Part of a data file
>> BEGIN

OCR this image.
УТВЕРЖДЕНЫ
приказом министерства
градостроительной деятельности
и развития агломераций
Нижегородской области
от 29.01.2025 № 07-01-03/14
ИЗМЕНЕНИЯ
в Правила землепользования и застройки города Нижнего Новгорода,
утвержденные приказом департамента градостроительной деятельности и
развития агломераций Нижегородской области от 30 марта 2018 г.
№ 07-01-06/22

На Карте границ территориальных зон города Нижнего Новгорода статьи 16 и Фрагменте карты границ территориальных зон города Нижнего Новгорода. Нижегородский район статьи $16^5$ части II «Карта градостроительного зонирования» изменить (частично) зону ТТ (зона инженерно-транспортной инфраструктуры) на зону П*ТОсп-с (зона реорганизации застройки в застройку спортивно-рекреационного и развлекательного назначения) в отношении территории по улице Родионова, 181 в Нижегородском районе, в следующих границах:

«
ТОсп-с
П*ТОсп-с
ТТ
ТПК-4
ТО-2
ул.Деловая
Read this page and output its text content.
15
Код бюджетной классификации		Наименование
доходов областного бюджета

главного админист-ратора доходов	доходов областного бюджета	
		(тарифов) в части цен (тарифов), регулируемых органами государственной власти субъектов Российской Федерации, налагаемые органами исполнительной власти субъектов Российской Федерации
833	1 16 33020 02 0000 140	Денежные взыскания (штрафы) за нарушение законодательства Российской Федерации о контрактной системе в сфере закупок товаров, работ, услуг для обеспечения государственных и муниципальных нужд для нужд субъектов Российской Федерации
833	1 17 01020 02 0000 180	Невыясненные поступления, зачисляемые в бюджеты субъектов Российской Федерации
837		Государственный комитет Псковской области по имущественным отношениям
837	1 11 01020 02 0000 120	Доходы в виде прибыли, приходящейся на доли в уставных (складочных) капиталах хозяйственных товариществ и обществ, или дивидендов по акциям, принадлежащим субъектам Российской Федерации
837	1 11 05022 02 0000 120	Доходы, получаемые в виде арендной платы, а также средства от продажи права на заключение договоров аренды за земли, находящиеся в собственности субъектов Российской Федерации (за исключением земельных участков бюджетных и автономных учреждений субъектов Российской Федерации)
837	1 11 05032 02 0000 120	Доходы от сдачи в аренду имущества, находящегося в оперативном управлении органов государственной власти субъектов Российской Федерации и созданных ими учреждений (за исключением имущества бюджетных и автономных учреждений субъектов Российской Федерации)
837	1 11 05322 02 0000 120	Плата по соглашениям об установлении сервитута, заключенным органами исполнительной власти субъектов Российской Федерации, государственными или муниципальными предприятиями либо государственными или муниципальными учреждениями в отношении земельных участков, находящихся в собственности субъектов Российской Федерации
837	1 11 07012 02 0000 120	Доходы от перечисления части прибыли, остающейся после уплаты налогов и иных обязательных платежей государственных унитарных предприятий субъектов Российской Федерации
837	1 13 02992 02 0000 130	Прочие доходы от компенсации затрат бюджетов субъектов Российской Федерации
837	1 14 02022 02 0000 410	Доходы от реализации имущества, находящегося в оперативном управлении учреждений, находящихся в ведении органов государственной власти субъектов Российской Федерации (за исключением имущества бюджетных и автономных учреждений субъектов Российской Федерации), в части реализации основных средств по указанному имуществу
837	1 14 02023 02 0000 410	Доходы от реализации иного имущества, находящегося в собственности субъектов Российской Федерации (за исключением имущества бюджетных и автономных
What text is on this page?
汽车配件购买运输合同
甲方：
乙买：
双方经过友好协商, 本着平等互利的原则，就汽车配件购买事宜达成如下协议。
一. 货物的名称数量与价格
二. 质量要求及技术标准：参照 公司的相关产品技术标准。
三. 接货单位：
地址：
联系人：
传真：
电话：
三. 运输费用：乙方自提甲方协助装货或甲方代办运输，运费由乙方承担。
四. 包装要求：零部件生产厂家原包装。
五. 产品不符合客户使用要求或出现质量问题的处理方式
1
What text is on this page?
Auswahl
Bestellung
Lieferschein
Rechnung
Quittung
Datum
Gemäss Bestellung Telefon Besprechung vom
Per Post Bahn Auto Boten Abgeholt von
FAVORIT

>> END

**Directions**
Copy each record from above exactly, and include every line.

**In response**
OCR this image.
УТВЕРЖДЕНЫ
приказом министерства
градостроительной деятельности
и развития агломераций
Нижегородской области
от 29.01.2025 № 07-01-03/14
ИЗМЕНЕНИЯ
в Правила землепользования и застройки города Нижнего Новгорода,
утвержденные приказом департамента градостроительной деятельности и
развития агломераций Нижегородской области от 30 марта 2018 г.
№ 07-01-06/22

На Карте границ территориальных зон города Нижнего Новгорода статьи 16 и Фрагменте карты границ территориальных зон города Нижнего Новгорода. Нижегородский район статьи $16^5$ части II «Карта градостроительного зонирования» изменить (частично) зону ТТ (зона инженерно-транспортной инфраструктуры) на зону П*ТОсп-с (зона реорганизации застройки в застройку спортивно-рекреационного и развлекательного назначения) в отношении территории по улице Родионова, 181 в Нижегородском районе, в следующих границах:

«
ТОсп-с
П*ТОсп-с
ТТ
ТПК-4
ТО-2
ул.Деловая
Read this page and output its text content.
15
Код бюджетной классификации		Наименование
доходов областного бюджета

главного админист-ратора доходов	доходов областного бюджета	
		(тарифов) в части цен (тарифов), регулируемых органами государственной власти субъектов Российской Федерации, налагаемые органами исполнительной власти субъектов Российской Федерации
833	1 16 33020 02 0000 140	Денежные взыскания (штрафы) за нарушение законодательства Российской Федерации о контрактной системе в сфере закупок товаров, работ, услуг для обеспечения государственных и муниципальных нужд для нужд субъектов Российской Федерации
833	1 17 01020 02 0000 180	Невыясненные поступления, зачисляемые в бюджеты субъектов Российской Федерации
837		Государственный комитет Псковской области по имущественным отношениям
837	1 11 01020 02 0000 120	Доходы в виде прибыли, приходящейся на доли в уставных (складочных) капиталах хозяйственных товариществ и обществ, или дивидендов по акциям, принадлежащим субъектам Российской Федерации
837	1 11 05022 02 0000 120	Доходы, получаемые в виде арендной платы, а также средства от продажи права на заключение договоров аренды за земли, находящиеся в собственности субъектов Российской Федерации (за исключением земельных участков бюджетных и автономных учреждений субъектов Российской Федерации)
837	1 11 05032 02 0000 120	Доходы от сдачи в аренду имущества, находящегося в оперативном управлении органов государственной власти субъектов Российской Федерации и созданных ими учреждений (за исключением имущества бюджетных и автономных учреждений субъектов Российской Федерации)
837	1 11 05322 02 0000 120	Плата по соглашениям об установлении сервитута, заключенным органами исполнительной власти субъектов Российской Федерации, государственными или муниципальными предприятиями либо государственными или муниципальными учреждениями в отношении земельных участков, находящихся в собственности субъектов Российской Федерации
837	1 11 07012 02 0000 120	Доходы от перечисления части прибыли, остающейся после уплаты налогов и иных обязательных платежей государственных унитарных предприятий субъектов Российской Федерации
837	1 13 02992 02 0000 130	Прочие доходы от компенсации затрат бюджетов субъектов Российской Федерации
837	1 14 02022 02 0000 410	Доходы от реализации имущества, находящегося в оперативном управлении учреждений, находящихся в ведении органов государственной власти субъектов Российской Федерации (за исключением имущества бюджетных и автономных учреждений субъектов Российской Федерации), в части реализации основных средств по указанному имуществу
837	1 14 02023 02 0000 410	Доходы от реализации иного имущества, находящегося в собственности субъектов Российской Федерации (за исключением имущества бюджетных и автономных
What text is on this page?
汽车配件购买运输合同
甲方：
乙买：
双方经过友好协商, 本着平等互利的原则，就汽车配件购买事宜达成如下协议。
一. 货物的名称数量与价格
二. 质量要求及技术标准：参照 公司的相关产品技术标准。
三. 接货单位：
地址：
联系人：
传真：
电话：
三. 运输费用：乙方自提甲方协助装货或甲方代办运输，运费由乙方承担。
四. 包装要求：零部件生产厂家原包装。
五. 产品不符合客户使用要求或出现质量问题的处理方式
1
What text is on this page?
Auswahl
Bestellung
Lieferschein
Rechnung
Quittung
Datum
Gemäss Bestellung Telefon Besprechung vom
Per Post Bahn Auto Boten Abgeholt von
FAVORIT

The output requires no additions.